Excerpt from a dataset
>>>

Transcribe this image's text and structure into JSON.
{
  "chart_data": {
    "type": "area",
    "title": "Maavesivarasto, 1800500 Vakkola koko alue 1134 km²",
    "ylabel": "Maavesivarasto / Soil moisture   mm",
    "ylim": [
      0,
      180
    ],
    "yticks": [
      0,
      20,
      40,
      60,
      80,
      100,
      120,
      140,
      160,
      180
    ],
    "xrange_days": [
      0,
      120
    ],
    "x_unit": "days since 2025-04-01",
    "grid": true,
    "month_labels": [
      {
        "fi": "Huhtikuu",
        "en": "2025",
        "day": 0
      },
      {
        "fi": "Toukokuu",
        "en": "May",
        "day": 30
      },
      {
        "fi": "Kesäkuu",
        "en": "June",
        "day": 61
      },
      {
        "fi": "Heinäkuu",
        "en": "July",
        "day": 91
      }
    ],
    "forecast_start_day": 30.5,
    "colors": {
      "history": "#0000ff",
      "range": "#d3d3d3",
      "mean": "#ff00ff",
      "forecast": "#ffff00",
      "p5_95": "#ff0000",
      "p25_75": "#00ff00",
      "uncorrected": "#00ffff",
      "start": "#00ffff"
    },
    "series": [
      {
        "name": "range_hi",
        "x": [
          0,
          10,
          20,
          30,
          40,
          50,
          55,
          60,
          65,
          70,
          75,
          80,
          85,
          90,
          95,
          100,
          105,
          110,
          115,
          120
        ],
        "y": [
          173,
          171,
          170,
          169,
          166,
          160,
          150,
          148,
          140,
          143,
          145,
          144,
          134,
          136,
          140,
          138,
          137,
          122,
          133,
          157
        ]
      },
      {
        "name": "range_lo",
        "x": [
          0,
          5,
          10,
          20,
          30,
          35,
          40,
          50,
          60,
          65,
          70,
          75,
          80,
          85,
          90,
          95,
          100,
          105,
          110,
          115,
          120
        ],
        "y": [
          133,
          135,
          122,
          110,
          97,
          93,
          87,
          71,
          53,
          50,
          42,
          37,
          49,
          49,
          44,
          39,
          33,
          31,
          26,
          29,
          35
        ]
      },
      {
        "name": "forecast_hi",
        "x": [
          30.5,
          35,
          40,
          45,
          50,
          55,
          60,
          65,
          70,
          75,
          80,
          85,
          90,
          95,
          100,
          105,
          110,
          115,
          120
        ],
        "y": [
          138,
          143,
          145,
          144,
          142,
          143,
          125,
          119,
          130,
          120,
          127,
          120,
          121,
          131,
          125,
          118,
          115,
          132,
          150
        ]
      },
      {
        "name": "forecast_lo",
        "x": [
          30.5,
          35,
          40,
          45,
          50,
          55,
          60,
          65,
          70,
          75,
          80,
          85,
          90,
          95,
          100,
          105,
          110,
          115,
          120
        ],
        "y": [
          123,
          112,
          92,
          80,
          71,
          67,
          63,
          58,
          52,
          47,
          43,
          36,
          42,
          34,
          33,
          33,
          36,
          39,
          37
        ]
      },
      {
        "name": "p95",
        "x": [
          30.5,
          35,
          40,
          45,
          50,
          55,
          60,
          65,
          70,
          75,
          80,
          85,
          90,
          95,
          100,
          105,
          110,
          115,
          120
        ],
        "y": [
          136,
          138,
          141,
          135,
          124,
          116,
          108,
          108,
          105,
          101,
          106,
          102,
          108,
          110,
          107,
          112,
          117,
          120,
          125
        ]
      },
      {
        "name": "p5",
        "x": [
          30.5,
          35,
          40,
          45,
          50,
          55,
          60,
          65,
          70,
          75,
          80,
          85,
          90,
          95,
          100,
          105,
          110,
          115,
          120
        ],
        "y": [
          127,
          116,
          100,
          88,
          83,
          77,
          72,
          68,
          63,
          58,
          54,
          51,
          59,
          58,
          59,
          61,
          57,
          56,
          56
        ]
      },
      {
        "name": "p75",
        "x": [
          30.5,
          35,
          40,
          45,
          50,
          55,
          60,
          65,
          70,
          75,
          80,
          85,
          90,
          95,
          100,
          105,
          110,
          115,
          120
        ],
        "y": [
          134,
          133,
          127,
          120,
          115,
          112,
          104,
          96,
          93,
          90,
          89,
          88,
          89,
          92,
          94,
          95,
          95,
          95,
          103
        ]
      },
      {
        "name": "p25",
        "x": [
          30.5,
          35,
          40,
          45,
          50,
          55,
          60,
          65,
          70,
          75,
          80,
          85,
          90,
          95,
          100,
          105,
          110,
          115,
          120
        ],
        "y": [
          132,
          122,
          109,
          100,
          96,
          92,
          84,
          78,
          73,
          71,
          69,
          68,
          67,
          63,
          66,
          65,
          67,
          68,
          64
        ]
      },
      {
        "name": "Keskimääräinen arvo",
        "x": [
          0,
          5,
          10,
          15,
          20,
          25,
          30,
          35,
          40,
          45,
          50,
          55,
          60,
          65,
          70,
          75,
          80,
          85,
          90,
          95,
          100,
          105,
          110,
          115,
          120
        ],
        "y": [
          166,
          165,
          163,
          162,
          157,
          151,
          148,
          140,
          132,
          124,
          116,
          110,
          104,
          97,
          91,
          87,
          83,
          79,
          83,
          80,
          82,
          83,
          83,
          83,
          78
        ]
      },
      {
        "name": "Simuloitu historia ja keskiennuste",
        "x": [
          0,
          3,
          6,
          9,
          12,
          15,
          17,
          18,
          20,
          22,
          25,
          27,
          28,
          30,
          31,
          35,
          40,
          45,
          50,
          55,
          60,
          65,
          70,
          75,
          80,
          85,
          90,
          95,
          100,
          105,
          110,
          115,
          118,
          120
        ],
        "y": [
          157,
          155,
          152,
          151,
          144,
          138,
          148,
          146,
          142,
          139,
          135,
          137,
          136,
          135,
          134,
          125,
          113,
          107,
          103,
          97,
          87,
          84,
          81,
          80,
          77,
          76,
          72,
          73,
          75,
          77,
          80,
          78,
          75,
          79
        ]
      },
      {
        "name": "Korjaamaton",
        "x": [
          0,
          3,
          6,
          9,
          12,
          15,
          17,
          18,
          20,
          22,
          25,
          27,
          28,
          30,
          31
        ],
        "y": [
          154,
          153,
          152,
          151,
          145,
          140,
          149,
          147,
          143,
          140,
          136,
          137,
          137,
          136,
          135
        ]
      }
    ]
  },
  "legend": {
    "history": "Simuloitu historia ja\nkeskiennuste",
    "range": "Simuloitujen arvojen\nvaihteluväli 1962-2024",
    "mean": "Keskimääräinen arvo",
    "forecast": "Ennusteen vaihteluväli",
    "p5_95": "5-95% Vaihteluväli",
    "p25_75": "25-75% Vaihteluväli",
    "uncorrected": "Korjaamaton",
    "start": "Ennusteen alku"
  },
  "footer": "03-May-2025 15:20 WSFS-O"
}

<<<

Prompt: Determine how many lines in the listing above hold the string "historia", then write only the number.

Output below: 2